**Stated exercise**
Output the data word for word, dropping every image.
== Input material
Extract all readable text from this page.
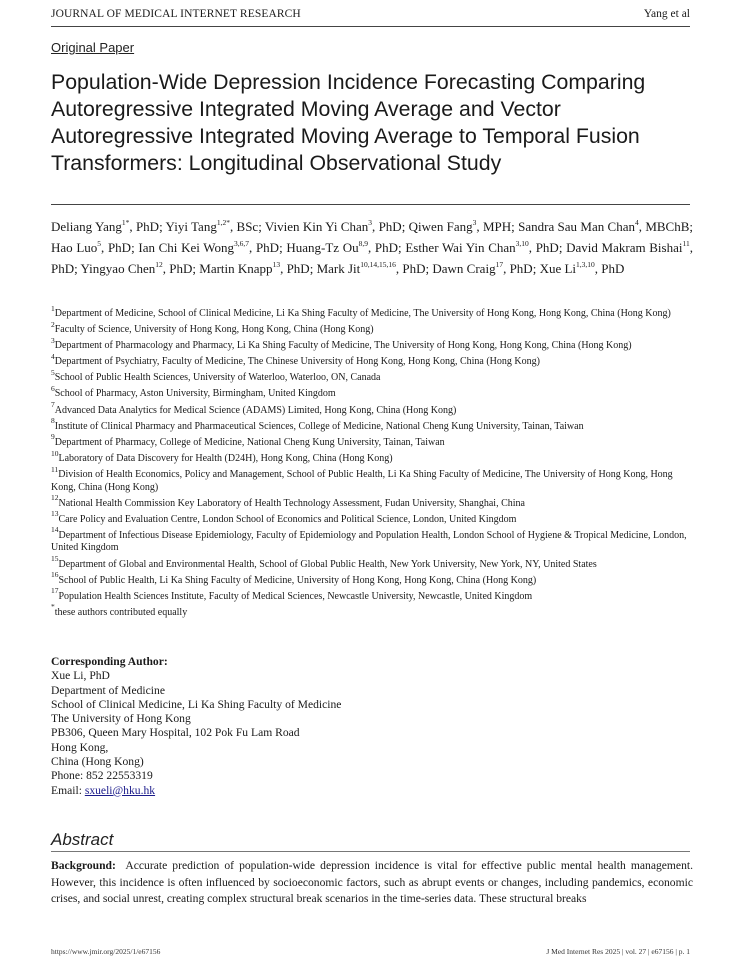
JOURNAL OF MEDICAL INTERNET RESEARCH	Yang et al
Original Paper
Population-Wide Depression Incidence Forecasting Comparing Autoregressive Integrated Moving Average and Vector Autoregressive Integrated Moving Average to Temporal Fusion Transformers: Longitudinal Observational Study
Deliang Yang$^{1*}$, PhD; Yiyi Tang$^{1,2*}$, BSc; Vivien Kin Yi Chan$^3$, PhD; Qiwen Fang$^3$, MPH; Sandra Sau Man Chan$^4$, MBChB; Hao Luo$^5$, PhD; Ian Chi Kei Wong$^{3,6,7}$, PhD; Huang-Tz Ou$^{8,9}$, PhD; Esther Wai Yin Chan$^{3,10}$, PhD; David Makram Bishai$^{11}$, PhD; Yingyao Chen$^{12}$, PhD; Martin Knapp$^{13}$, PhD; Mark Jit$^{10,14,15,16}$, PhD; Dawn Craig$^{17}$, PhD; Xue Li$^{1,3,10}$, PhD
$^1$Department of Medicine, School of Clinical Medicine, Li Ka Shing Faculty of Medicine, The University of Hong Kong, Hong Kong, China (Hong Kong)
$^2$Faculty of Science, University of Hong Kong, Hong Kong, China (Hong Kong)
$^3$Department of Pharmacology and Pharmacy, Li Ka Shing Faculty of Medicine, The University of Hong Kong, Hong Kong, China (Hong Kong)
$^4$Department of Psychiatry, Faculty of Medicine, The Chinese University of Hong Kong, Hong Kong, China (Hong Kong)
$^5$School of Public Health Sciences, University of Waterloo, Waterloo, ON, Canada
$^6$School of Pharmacy, Aston University, Birmingham, United Kingdom
$^7$Advanced Data Analytics for Medical Science (ADAMS) Limited, Hong Kong, China (Hong Kong)
$^8$Institute of Clinical Pharmacy and Pharmaceutical Sciences, College of Medicine, National Cheng Kung University, Tainan, Taiwan
$^9$Department of Pharmacy, College of Medicine, National Cheng Kung University, Tainan, Taiwan
$^{10}$Laboratory of Data Discovery for Health (D24H), Hong Kong, China (Hong Kong)
$^{11}$Division of Health Economics, Policy and Management, School of Public Health, Li Ka Shing Faculty of Medicine, The University of Hong Kong, Hong Kong, China (Hong Kong)
$^{12}$National Health Commission Key Laboratory of Health Technology Assessment, Fudan University, Shanghai, China
$^{13}$Care Policy and Evaluation Centre, London School of Economics and Political Science, London, United Kingdom
$^{14}$Department of Infectious Disease Epidemiology, Faculty of Epidemiology and Population Health, London School of Hygiene & Tropical Medicine, London, United Kingdom
$^{15}$Department of Global and Environmental Health, School of Global Public Health, New York University, New York, NY, United States
$^{16}$School of Public Health, Li Ka Shing Faculty of Medicine, University of Hong Kong, Hong Kong, China (Hong Kong)
$^{17}$Population Health Sciences Institute, Faculty of Medical Sciences, Newcastle University, Newcastle, United Kingdom
*these authors contributed equally
Corresponding Author:
Xue Li, PhD
Department of Medicine
School of Clinical Medicine, Li Ka Shing Faculty of Medicine
The University of Hong Kong
PB306, Queen Mary Hospital, 102 Pok Fu Lam Road
Hong Kong,
China (Hong Kong)
Phone: 852 22553319
Email: sxueli@hku.hk
Abstract
Background: Accurate prediction of population-wide depression incidence is vital for effective public mental health management. However, this incidence is often influenced by socioeconomic factors, such as abrupt events or changes, including pandemics, economic crises, and social unrest, creating complex structural break scenarios in the time-series data. These structural breaks
https://www.jmir.org/2025/1/e67156	J Med Internet Res 2025 | vol. 27 | e67156 | p. 1
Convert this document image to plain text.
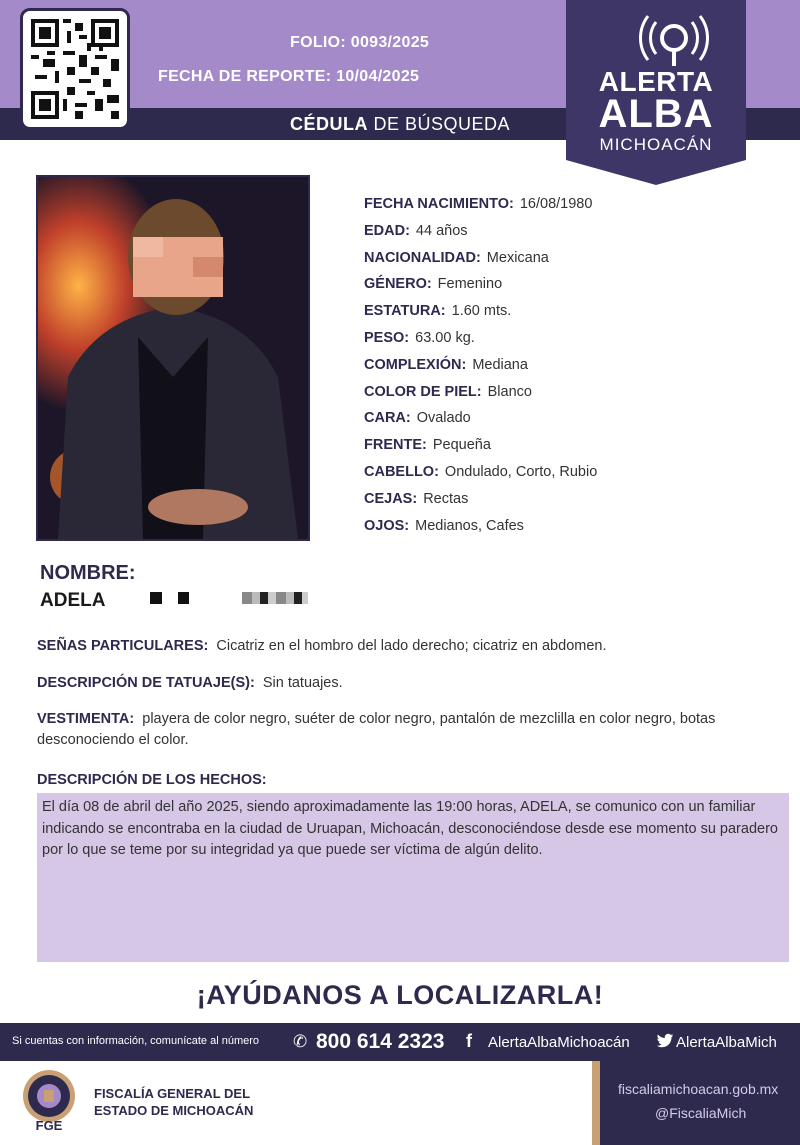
FOLIO: 0093/2025
FECHA DE REPORTE: 10/04/2025
CÉDULA DE BÚSQUEDA
ALERTA
ALBA
MICHOACÁN
FECHA NACIMIENTO: 16/08/1980
EDAD: 44 años
NACIONALIDAD: Mexicana
GÉNERO: Femenino
ESTATURA: 1.60 mts.
PESO: 63.00 kg.
COMPLEXIÓN: Mediana
COLOR DE PIEL: Blanco
CARA: Ovalado
FRENTE: Pequeña
CABELLO: Ondulado, Corto, Rubio
CEJAS: Rectas
OJOS: Medianos, Cafes
NOMBRE:
ADELA
SEÑAS PARTICULARES: Cicatriz en el hombro del lado derecho; cicatriz en abdomen.
DESCRIPCIÓN DE TATUAJE(S): Sin tatuajes.
VESTIMENTA: playera de color negro, suéter de color negro, pantalón de mezclilla en color negro, botas desconociendo el color.
DESCRIPCIÓN DE LOS HECHOS:
El día 08 de abril del año 2025, siendo aproximadamente las 19:00 horas, ADELA, se comunico con un familiar indicando se encontraba en la ciudad de Uruapan, Michoacán, desconociéndose desde ese momento su paradero por lo que se teme por su integridad ya que puede ser víctima de algún delito.
¡AYÚDANOS A LOCALIZARLA!
Si cuentas con información, comunícate al número ✆ 800 614 2323 f AlertaAlbaMichoacán	AlertaAlbaMich
FGE
FISCALÍA GENERAL DEL
ESTADO DE MICHOACÁN
fiscaliamichoacan.gob.mx
@FiscaliaMich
====
**Result for this exercise**
Extract all readable text from this page.
JOURNAL OF MEDICAL INTERNET RESEARCH	Yang et al
Original Paper
Population-Wide Depression Incidence Forecasting Comparing Autoregressive Integrated Moving Average and Vector Autoregressive Integrated Moving Average to Temporal Fusion Transformers: Longitudinal Observational Study
Deliang Yang$^{1*}$, PhD; Yiyi Tang$^{1,2*}$, BSc; Vivien Kin Yi Chan$^3$, PhD; Qiwen Fang$^3$, MPH; Sandra Sau Man Chan$^4$, MBChB; Hao Luo$^5$, PhD; Ian Chi Kei Wong$^{3,6,7}$, PhD; Huang-Tz Ou$^{8,9}$, PhD; Esther Wai Yin Chan$^{3,10}$, PhD; David Makram Bishai$^{11}$, PhD; Yingyao Chen$^{12}$, PhD; Martin Knapp$^{13}$, PhD; Mark Jit$^{10,14,15,16}$, PhD; Dawn Craig$^{17}$, PhD; Xue Li$^{1,3,10}$, PhD
$^1$Department of Medicine, School of Clinical Medicine, Li Ka Shing Faculty of Medicine, The University of Hong Kong, Hong Kong, China (Hong Kong)
$^2$Faculty of Science, University of Hong Kong, Hong Kong, China (Hong Kong)
$^3$Department of Pharmacology and Pharmacy, Li Ka Shing Faculty of Medicine, The University of Hong Kong, Hong Kong, China (Hong Kong)
$^4$Department of Psychiatry, Faculty of Medicine, The Chinese University of Hong Kong, Hong Kong, China (Hong Kong)
$^5$School of Public Health Sciences, University of Waterloo, Waterloo, ON, Canada
$^6$School of Pharmacy, Aston University, Birmingham, United Kingdom
$^7$Advanced Data Analytics for Medical Science (ADAMS) Limited, Hong Kong, China (Hong Kong)
$^8$Institute of Clinical Pharmacy and Pharmaceutical Sciences, College of Medicine, National Cheng Kung University, Tainan, Taiwan
$^9$Department of Pharmacy, College of Medicine, National Cheng Kung University, Tainan, Taiwan
$^{10}$Laboratory of Data Discovery for Health (D24H), Hong Kong, China (Hong Kong)
$^{11}$Division of Health Economics, Policy and Management, School of Public Health, Li Ka Shing Faculty of Medicine, The University of Hong Kong, Hong Kong, China (Hong Kong)
$^{12}$National Health Commission Key Laboratory of Health Technology Assessment, Fudan University, Shanghai, China
$^{13}$Care Policy and Evaluation Centre, London School of Economics and Political Science, London, United Kingdom
$^{14}$Department of Infectious Disease Epidemiology, Faculty of Epidemiology and Population Health, London School of Hygiene & Tropical Medicine, London, United Kingdom
$^{15}$Department of Global and Environmental Health, School of Global Public Health, New York University, New York, NY, United States
$^{16}$School of Public Health, Li Ka Shing Faculty of Medicine, University of Hong Kong, Hong Kong, China (Hong Kong)
$^{17}$Population Health Sciences Institute, Faculty of Medical Sciences, Newcastle University, Newcastle, United Kingdom
*these authors contributed equally
Corresponding Author:
Xue Li, PhD
Department of Medicine
School of Clinical Medicine, Li Ka Shing Faculty of Medicine
The University of Hong Kong
PB306, Queen Mary Hospital, 102 Pok Fu Lam Road
Hong Kong,
China (Hong Kong)
Phone: 852 22553319
Email: sxueli@hku.hk
Abstract
Background: Accurate prediction of population-wide depression incidence is vital for effective public mental health management. However, this incidence is often influenced by socioeconomic factors, such as abrupt events or changes, including pandemics, economic crises, and social unrest, creating complex structural break scenarios in the time-series data. These structural breaks
https://www.jmir.org/2025/1/e67156	J Med Internet Res 2025 | vol. 27 | e67156 | p. 1
Convert this document image to plain text.
FOLIO: 0093/2025
FECHA DE REPORTE: 10/04/2025
CÉDULA DE BÚSQUEDA
ALERTA
ALBA
MICHOACÁN
FECHA NACIMIENTO: 16/08/1980
EDAD: 44 años
NACIONALIDAD: Mexicana
GÉNERO: Femenino
ESTATURA: 1.60 mts.
PESO: 63.00 kg.
COMPLEXIÓN: Mediana
COLOR DE PIEL: Blanco
CARA: Ovalado
FRENTE: Pequeña
CABELLO: Ondulado, Corto, Rubio
CEJAS: Rectas
OJOS: Medianos, Cafes
NOMBRE:
ADELA
SEÑAS PARTICULARES: Cicatriz en el hombro del lado derecho; cicatriz en abdomen.
DESCRIPCIÓN DE TATUAJE(S): Sin tatuajes.
VESTIMENTA: playera de color negro, suéter de color negro, pantalón de mezclilla en color negro, botas desconociendo el color.
DESCRIPCIÓN DE LOS HECHOS:
El día 08 de abril del año 2025, siendo aproximadamente las 19:00 horas, ADELA, se comunico con un familiar indicando se encontraba en la ciudad de Uruapan, Michoacán, desconociéndose desde ese momento su paradero por lo que se teme por su integridad ya que puede ser víctima de algún delito.
¡AYÚDANOS A LOCALIZARLA!
Si cuentas con información, comunícate al número ✆ 800 614 2323 f AlertaAlbaMichoacán	AlertaAlbaMich
FGE
FISCALÍA GENERAL DEL
ESTADO DE MICHOACÁN
fiscaliamichoacan.gob.mx
@FiscaliaMich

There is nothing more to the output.